▶ **PROBLEM**
Could you copy out every one of the lines below word for word, leaving out the pictures?

Dataset entries

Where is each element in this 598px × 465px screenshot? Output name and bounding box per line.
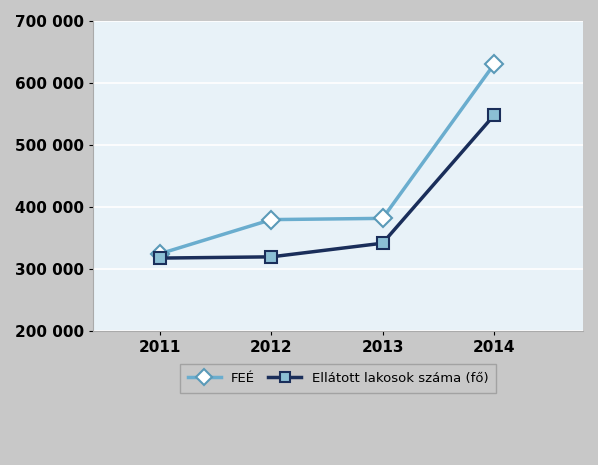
Legend: FEÉ, Ellátott lakosok száma (fő): FEÉ, Ellátott lakosok száma (fő) bbox=[180, 364, 496, 393]
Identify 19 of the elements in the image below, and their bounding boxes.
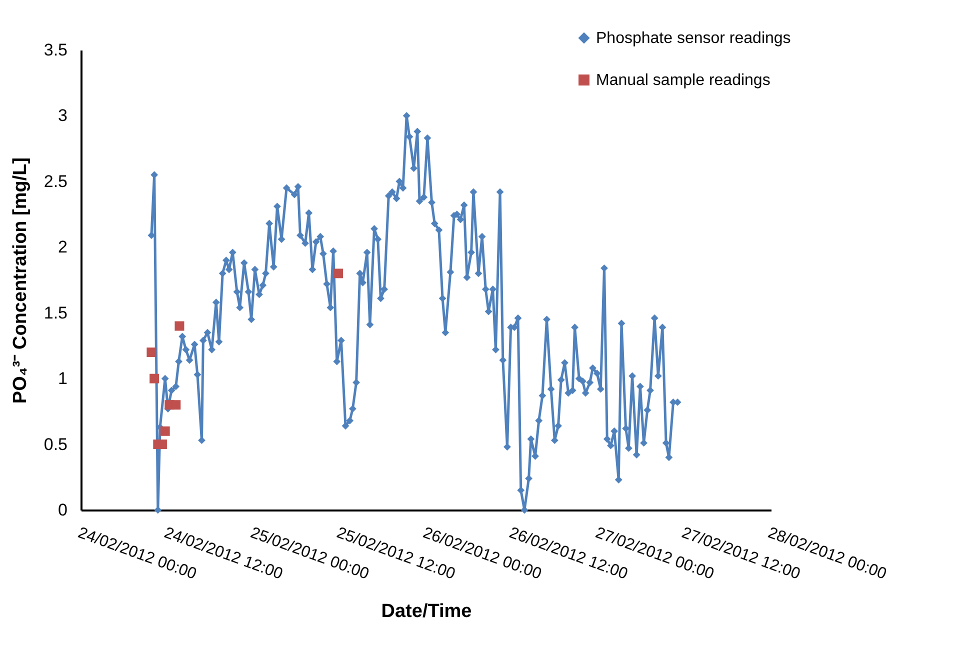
y-tick-label: 1.5	[44, 303, 68, 322]
point	[150, 374, 160, 384]
x-axis-title: Date/Time	[381, 601, 472, 622]
y-tick-label: 0.5	[44, 434, 68, 454]
y-tick-label: 3.5	[44, 40, 68, 60]
point	[160, 426, 170, 436]
point	[174, 321, 184, 331]
y-tick-label: 1	[58, 369, 68, 388]
y-axis-title: PO₄³⁻ Concentration [mg/L]	[10, 157, 31, 404]
y-tick-label: 0	[58, 500, 68, 520]
legend-label: Manual sample readings	[596, 72, 770, 89]
legend-label: Phosphate sensor readings	[596, 30, 791, 47]
point	[171, 400, 181, 410]
y-tick-label: 3	[58, 106, 68, 126]
point	[146, 348, 156, 358]
y-tick-label: 2	[58, 238, 68, 257]
point	[157, 440, 167, 450]
y-tick-label: 2.5	[44, 172, 68, 191]
point	[334, 268, 344, 278]
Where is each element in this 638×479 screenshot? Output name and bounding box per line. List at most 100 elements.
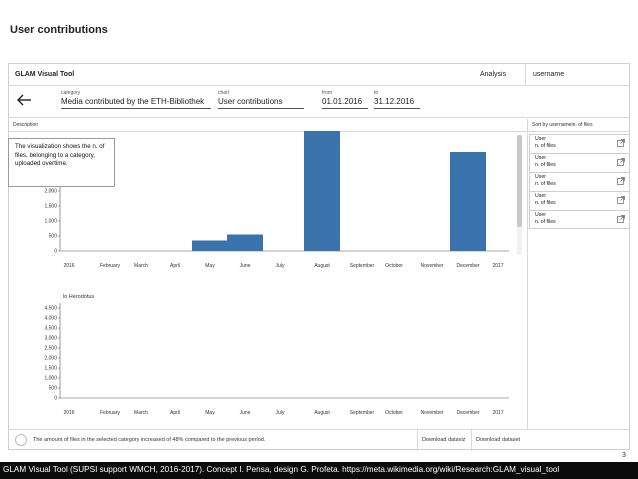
y-tick-label: 1,500 [44, 204, 57, 210]
from-label: from [322, 90, 332, 96]
external-link-icon[interactable] [617, 215, 625, 223]
glam-app-window: GLAM Visual Tool Analysis username categ… [8, 63, 630, 451]
y-tick-label: 0 [54, 396, 57, 402]
download-dataset-button[interactable]: Download dataset [471, 430, 524, 451]
filter-bar: category Media contributed by the ETH-Bi… [9, 86, 629, 118]
y-tick-label: 2,000 [44, 189, 57, 195]
x-tick-label: December [456, 263, 479, 269]
nav-analysis-link[interactable]: Analysis [480, 71, 507, 78]
description-tooltip: The visualization shows the n. of files,… [8, 138, 115, 187]
x-tick-label: September [350, 410, 375, 416]
user-name: User [535, 136, 546, 142]
chart-lo-herodotus: lo Herodotus 0 500 1,000 1,500 2,000 2,500 3,00… [44, 294, 509, 416]
x-tick-label: November [420, 263, 443, 269]
slide-caption: GLAM Visual Tool (SUPSI support WMCH, 20… [0, 462, 638, 479]
nav-username-link[interactable]: username [533, 71, 565, 78]
slide-title: User contributions [10, 24, 108, 36]
to-date-input[interactable]: 31.12.2016 [374, 96, 420, 109]
x-tick-label: 2017 [492, 410, 503, 416]
x-tick-label: August [314, 410, 330, 416]
sort-label[interactable]: Sort by usernamein. of files [532, 122, 593, 128]
user-name: User [535, 193, 546, 199]
x-tick-label: March [134, 410, 148, 416]
user-files: n. of files [535, 200, 556, 206]
x-tick-label: September [350, 263, 375, 269]
chart-bar[interactable] [450, 152, 486, 251]
x-tick-label: April [170, 410, 180, 416]
x-tick-label: October [385, 410, 403, 416]
x-tick-label: May [205, 263, 215, 269]
top-bar: GLAM Visual Tool Analysis username [9, 64, 629, 86]
category-field[interactable]: category Media contributed by the ETH-Bi… [61, 90, 211, 109]
external-link-icon[interactable] [617, 139, 625, 147]
y-tick-label: 2,000 [44, 356, 57, 362]
y-tick-label: 500 [49, 386, 58, 392]
y-tick-label: 0 [54, 249, 57, 255]
y-tick-label: 3,000 [44, 336, 57, 342]
chart-bar[interactable] [304, 131, 340, 251]
chart-select[interactable]: User contributions [218, 96, 304, 109]
y-tick-label: 500 [49, 234, 58, 240]
user-files: n. of files [535, 219, 556, 225]
external-link-icon[interactable] [617, 177, 625, 185]
external-link-icon[interactable] [617, 158, 625, 166]
user-list-item[interactable]: User n. of files [529, 134, 630, 153]
category-label: category [61, 90, 81, 96]
x-tick-label: 2017 [492, 263, 503, 269]
chart-field[interactable]: chart User contributions [218, 90, 304, 109]
arrow-left-icon[interactable] [15, 92, 33, 108]
y-tick-label: 2,500 [44, 346, 57, 352]
user-files: n. of files [535, 181, 556, 187]
x-tick-label: August [314, 263, 330, 269]
app-title: GLAM Visual Tool [15, 71, 75, 78]
user-list-item[interactable]: User n. of files [529, 191, 630, 210]
y-tick-label: 4,500 [44, 306, 57, 312]
x-tick-label: July [276, 263, 285, 269]
chart-bar[interactable] [227, 234, 263, 252]
x-tick-label: 2016 [63, 410, 74, 416]
x-tick-label: June [240, 263, 251, 269]
user-name: User [535, 174, 546, 180]
chart-bar[interactable] [192, 240, 228, 252]
user-list-item[interactable]: User n. of files [529, 153, 630, 172]
page-number: 3 [622, 452, 626, 459]
y-tick-label: 1,500 [44, 366, 57, 372]
description-label[interactable]: Description [13, 122, 39, 128]
user-files: n. of files [535, 143, 556, 149]
y-tick-label: 1,000 [44, 219, 57, 225]
topbar-divider [525, 64, 526, 86]
description-divider [527, 119, 528, 132]
chart-title: lo Herodotus [63, 294, 94, 300]
x-tick-label: December [456, 410, 479, 416]
x-tick-label: 2016 [63, 263, 74, 269]
download-dataviz-button[interactable]: Download dataviz [417, 430, 469, 451]
x-tick-label: April [170, 263, 180, 269]
x-tick-label: October [385, 263, 403, 269]
to-label: to [374, 90, 379, 96]
user-list-item[interactable]: User n. of files [529, 210, 630, 229]
external-link-icon[interactable] [617, 196, 625, 204]
y-tick-label: 3,500 [44, 326, 57, 332]
y-tick-label: 1,000 [44, 376, 57, 382]
user-name: User [535, 212, 546, 218]
x-tick-label: February [100, 410, 121, 416]
x-tick-label: July [276, 410, 285, 416]
user-list: User n. of files User n. of files User n… [529, 134, 630, 229]
user-name: User [535, 155, 546, 161]
x-tick-label: March [134, 263, 148, 269]
from-date-input[interactable]: 01.01.2016 [322, 96, 368, 109]
from-date-field[interactable]: from 01.01.2016 [322, 90, 368, 109]
x-tick-label: June [240, 410, 251, 416]
sidebar-scrollbar-thumb[interactable] [517, 135, 522, 227]
sidebar-divider [527, 132, 528, 429]
user-list-item[interactable]: User n. of files [529, 172, 630, 191]
x-tick-label: February [100, 263, 121, 269]
category-select[interactable]: Media contributed by the ETH-Bibliothek [61, 96, 211, 109]
user-files: n. of files [535, 162, 556, 168]
footer-bar: The amount of files in the selected cate… [9, 429, 629, 451]
chart-label: chart [218, 90, 230, 96]
x-tick-label: November [420, 410, 443, 416]
x-tick-label: May [205, 410, 215, 416]
to-date-field[interactable]: to 31.12.2016 [374, 90, 420, 109]
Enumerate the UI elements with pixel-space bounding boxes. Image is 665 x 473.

▶ **EXERCISE OUTPUT**
Where is each element in this 598px × 465px screenshot? Output name and bounding box per line.
Legend: FEÉ, Ellátott lakosok száma (fő): FEÉ, Ellátott lakosok száma (fő) bbox=[180, 364, 496, 393]
Identify 19 of the elements in the image below, and their bounding boxes.
y-tick-label: 1.5	[44, 303, 68, 322]
point	[150, 374, 160, 384]
x-axis-title: Date/Time	[381, 601, 472, 622]
y-tick-label: 0.5	[44, 434, 68, 454]
y-tick-label: 3.5	[44, 40, 68, 60]
point	[160, 426, 170, 436]
point	[174, 321, 184, 331]
y-tick-label: 1	[58, 369, 68, 388]
y-axis-title: PO₄³⁻ Concentration [mg/L]	[10, 157, 31, 404]
y-tick-label: 0	[58, 500, 68, 520]
legend-label: Manual sample readings	[596, 72, 770, 89]
legend-label: Phosphate sensor readings	[596, 30, 791, 47]
point	[171, 400, 181, 410]
y-tick-label: 3	[58, 106, 68, 126]
point	[146, 348, 156, 358]
y-tick-label: 2	[58, 238, 68, 257]
point	[157, 440, 167, 450]
y-tick-label: 2.5	[44, 172, 68, 191]
point	[334, 268, 344, 278]
Where is each element in this 638×479 screenshot? Output name and bounding box per line. List at most 100 elements.
y-tick-label: 1,500 [44, 204, 57, 210]
from-label: from [322, 90, 332, 96]
external-link-icon[interactable] [617, 215, 625, 223]
glam-app-window: GLAM Visual Tool Analysis username categ… [8, 63, 630, 451]
y-tick-label: 0 [54, 396, 57, 402]
download-dataset-button[interactable]: Download dataset [471, 430, 524, 451]
filter-bar: category Media contributed by the ETH-Bi… [9, 86, 629, 118]
y-tick-label: 2,000 [44, 189, 57, 195]
x-tick-label: December [456, 263, 479, 269]
nav-analysis-link[interactable]: Analysis [480, 71, 507, 78]
description-tooltip: The visualization shows the n. of files,… [8, 138, 115, 187]
x-tick-label: September [350, 410, 375, 416]
user-name: User [535, 136, 546, 142]
chart-lo-herodotus: lo Herodotus 0 500 1,000 1,500 2,000 2,500 3,00… [44, 294, 509, 416]
x-tick-label: November [420, 263, 443, 269]
slide-caption: GLAM Visual Tool (SUPSI support WMCH, 20… [0, 462, 638, 479]
nav-username-link[interactable]: username [533, 71, 565, 78]
slide-title: User contributions [10, 24, 108, 36]
to-date-input[interactable]: 31.12.2016 [374, 96, 420, 109]
x-tick-label: 2017 [492, 410, 503, 416]
x-tick-label: August [314, 410, 330, 416]
sort-label[interactable]: Sort by usernamein. of files [532, 122, 593, 128]
user-name: User [535, 193, 546, 199]
x-tick-label: March [134, 410, 148, 416]
user-files: n. of files [535, 200, 556, 206]
x-tick-label: September [350, 263, 375, 269]
chart-bar[interactable] [450, 152, 486, 251]
x-tick-label: April [170, 410, 180, 416]
x-tick-label: October [385, 410, 403, 416]
x-tick-label: May [205, 263, 215, 269]
top-bar: GLAM Visual Tool Analysis username [9, 64, 629, 86]
category-field[interactable]: category Media contributed by the ETH-Bi… [61, 90, 211, 109]
external-link-icon[interactable] [617, 139, 625, 147]
y-tick-label: 2,000 [44, 356, 57, 362]
y-tick-label: 500 [49, 386, 58, 392]
y-tick-label: 0 [54, 249, 57, 255]
y-tick-label: 3,000 [44, 336, 57, 342]
chart-bar[interactable] [304, 131, 340, 251]
chart-select[interactable]: User contributions [218, 96, 304, 109]
y-tick-label: 500 [49, 234, 58, 240]
user-files: n. of files [535, 219, 556, 225]
external-link-icon[interactable] [617, 177, 625, 185]
external-link-icon[interactable] [617, 158, 625, 166]
user-list-item[interactable]: User n. of files [529, 134, 630, 153]
category-label: category [61, 90, 81, 96]
x-tick-label: 2017 [492, 263, 503, 269]
chart-field[interactable]: chart User contributions [218, 90, 304, 109]
arrow-left-icon[interactable] [15, 92, 33, 108]
y-tick-label: 2,500 [44, 346, 57, 352]
user-files: n. of files [535, 181, 556, 187]
x-tick-label: August [314, 263, 330, 269]
app-title: GLAM Visual Tool [15, 71, 75, 78]
user-list-item[interactable]: User n. of files [529, 191, 630, 210]
y-tick-label: 4,500 [44, 306, 57, 312]
x-tick-label: July [276, 263, 285, 269]
chart-bar[interactable] [227, 234, 263, 252]
x-tick-label: 2016 [63, 410, 74, 416]
x-tick-label: June [240, 263, 251, 269]
user-name: User [535, 174, 546, 180]
chart-bar[interactable] [192, 240, 228, 252]
user-list-item[interactable]: User n. of files [529, 153, 630, 172]
page-number: 3 [622, 452, 626, 459]
y-tick-label: 1,500 [44, 366, 57, 372]
description-label[interactable]: Description [13, 122, 39, 128]
user-files: n. of files [535, 143, 556, 149]
y-tick-label: 1,000 [44, 219, 57, 225]
topbar-divider [525, 64, 526, 86]
description-divider [527, 119, 528, 132]
chart-title: lo Herodotus [63, 294, 94, 300]
x-tick-label: December [456, 410, 479, 416]
x-tick-label: 2016 [63, 263, 74, 269]
download-dataviz-button[interactable]: Download dataviz [417, 430, 469, 451]
x-tick-label: April [170, 263, 180, 269]
x-tick-label: October [385, 263, 403, 269]
to-label: to [374, 90, 379, 96]
user-list-item[interactable]: User n. of files [529, 210, 630, 229]
external-link-icon[interactable] [617, 196, 625, 204]
y-tick-label: 3,500 [44, 326, 57, 332]
y-tick-label: 1,000 [44, 376, 57, 382]
user-name: User [535, 212, 546, 218]
x-tick-label: February [100, 410, 121, 416]
x-tick-label: July [276, 410, 285, 416]
user-list: User n. of files User n. of files User n… [529, 134, 630, 229]
user-name: User [535, 155, 546, 161]
x-tick-label: March [134, 263, 148, 269]
from-date-input[interactable]: 01.01.2016 [322, 96, 368, 109]
from-date-field[interactable]: from 01.01.2016 [322, 90, 368, 109]
x-tick-label: June [240, 410, 251, 416]
sidebar-scrollbar-thumb[interactable] [517, 135, 522, 227]
sidebar-divider [527, 132, 528, 429]
user-list-item[interactable]: User n. of files [529, 172, 630, 191]
x-tick-label: February [100, 263, 121, 269]
category-select[interactable]: Media contributed by the ETH-Bibliothek [61, 96, 211, 109]
user-files: n. of files [535, 162, 556, 168]
footer-bar: The amount of files in the selected cate… [9, 429, 629, 451]
chart-label: chart [218, 90, 230, 96]
x-tick-label: November [420, 410, 443, 416]
x-tick-label: May [205, 410, 215, 416]
to-date-field[interactable]: to 31.12.2016 [374, 90, 420, 109]
Enumerate the UI elements with pixel-space bounding boxes. Image is 665 x 473.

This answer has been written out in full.